Figure collection entries
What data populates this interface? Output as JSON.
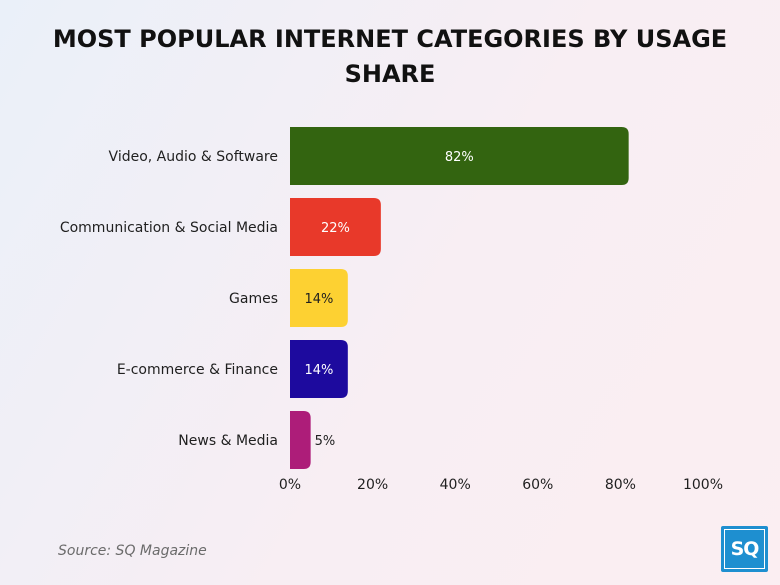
{
  "chart_data": {
    "type": "bar",
    "orientation": "horizontal",
    "title": "MOST POPULAR INTERNET CATEGORIES BY USAGE SHARE",
    "categories": [
      "Video, Audio & Software",
      "Communication & Social Media",
      "Games",
      "E-commerce & Finance",
      "News & Media"
    ],
    "values": [
      82,
      22,
      14,
      14,
      5
    ],
    "value_labels": [
      "82%",
      "22%",
      "14%",
      "14%",
      "5%"
    ],
    "colors": [
      "#336410",
      "#e8392a",
      "#fdd132",
      "#1d0a9e",
      "#ad1d79"
    ],
    "value_label_colors": [
      "#ffffff",
      "#ffffff",
      "#1f1f1f",
      "#ffffff",
      "#1f1f1f"
    ],
    "xlim": [
      0,
      100
    ],
    "xticks": [
      0,
      20,
      40,
      60,
      80,
      100
    ],
    "xtick_labels": [
      "0%",
      "20%",
      "40%",
      "60%",
      "80%",
      "100%"
    ],
    "grid": false,
    "legend": "none"
  },
  "source": "Source: SQ Magazine",
  "logo": {
    "text": "SQ",
    "color": "#1e8fd0"
  }
}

Aim of the task:
Gather up the lines containing the word "Media" from these records and copy them.

Response below:
      "Communication & Social Media",
      "News & Media"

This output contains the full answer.